_GIVEN DATA_.
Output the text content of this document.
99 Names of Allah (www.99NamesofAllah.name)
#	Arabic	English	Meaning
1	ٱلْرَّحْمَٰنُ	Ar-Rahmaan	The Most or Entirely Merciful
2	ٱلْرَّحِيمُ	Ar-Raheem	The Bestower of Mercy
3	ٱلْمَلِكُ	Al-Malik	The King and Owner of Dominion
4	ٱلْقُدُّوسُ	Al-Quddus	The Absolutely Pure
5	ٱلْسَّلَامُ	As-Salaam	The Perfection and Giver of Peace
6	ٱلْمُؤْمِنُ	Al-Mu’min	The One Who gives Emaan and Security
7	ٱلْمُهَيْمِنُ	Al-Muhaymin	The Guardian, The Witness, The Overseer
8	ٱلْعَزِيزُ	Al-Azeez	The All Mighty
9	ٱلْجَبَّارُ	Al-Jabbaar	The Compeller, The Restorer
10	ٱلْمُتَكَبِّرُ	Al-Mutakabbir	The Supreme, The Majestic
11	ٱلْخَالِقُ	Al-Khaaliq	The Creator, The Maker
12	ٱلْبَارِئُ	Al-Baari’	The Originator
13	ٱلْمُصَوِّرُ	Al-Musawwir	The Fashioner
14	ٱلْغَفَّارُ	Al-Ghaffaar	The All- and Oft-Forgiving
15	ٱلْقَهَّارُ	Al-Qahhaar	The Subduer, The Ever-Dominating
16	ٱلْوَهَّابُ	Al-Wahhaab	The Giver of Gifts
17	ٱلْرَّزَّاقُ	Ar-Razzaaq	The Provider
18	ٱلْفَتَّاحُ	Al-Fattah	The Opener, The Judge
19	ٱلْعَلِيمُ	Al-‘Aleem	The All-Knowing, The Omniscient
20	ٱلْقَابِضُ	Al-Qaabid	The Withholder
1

_WHAT YOU WILL DO_.
Write an exact transcription of every entry above.

_RESPONSE TO THIS TASK_.
Output the text content of this document.
99 Names of Allah (www.99NamesofAllah.name)
#	Arabic	English	Meaning
1	ٱلْرَّحْمَٰنُ	Ar-Rahmaan	The Most or Entirely Merciful
2	ٱلْرَّحِيمُ	Ar-Raheem	The Bestower of Mercy
3	ٱلْمَلِكُ	Al-Malik	The King and Owner of Dominion
4	ٱلْقُدُّوسُ	Al-Quddus	The Absolutely Pure
5	ٱلْسَّلَامُ	As-Salaam	The Perfection and Giver of Peace
6	ٱلْمُؤْمِنُ	Al-Mu’min	The One Who gives Emaan and Security
7	ٱلْمُهَيْمِنُ	Al-Muhaymin	The Guardian, The Witness, The Overseer
8	ٱلْعَزِيزُ	Al-Azeez	The All Mighty
9	ٱلْجَبَّارُ	Al-Jabbaar	The Compeller, The Restorer
10	ٱلْمُتَكَبِّرُ	Al-Mutakabbir	The Supreme, The Majestic
11	ٱلْخَالِقُ	Al-Khaaliq	The Creator, The Maker
12	ٱلْبَارِئُ	Al-Baari’	The Originator
13	ٱلْمُصَوِّرُ	Al-Musawwir	The Fashioner
14	ٱلْغَفَّارُ	Al-Ghaffaar	The All- and Oft-Forgiving
15	ٱلْقَهَّارُ	Al-Qahhaar	The Subduer, The Ever-Dominating
16	ٱلْوَهَّابُ	Al-Wahhaab	The Giver of Gifts
17	ٱلْرَّزَّاقُ	Ar-Razzaaq	The Provider
18	ٱلْفَتَّاحُ	Al-Fattah	The Opener, The Judge
19	ٱلْعَلِيمُ	Al-‘Aleem	The All-Knowing, The Omniscient
20	ٱلْقَابِضُ	Al-Qaabid	The Withholder
1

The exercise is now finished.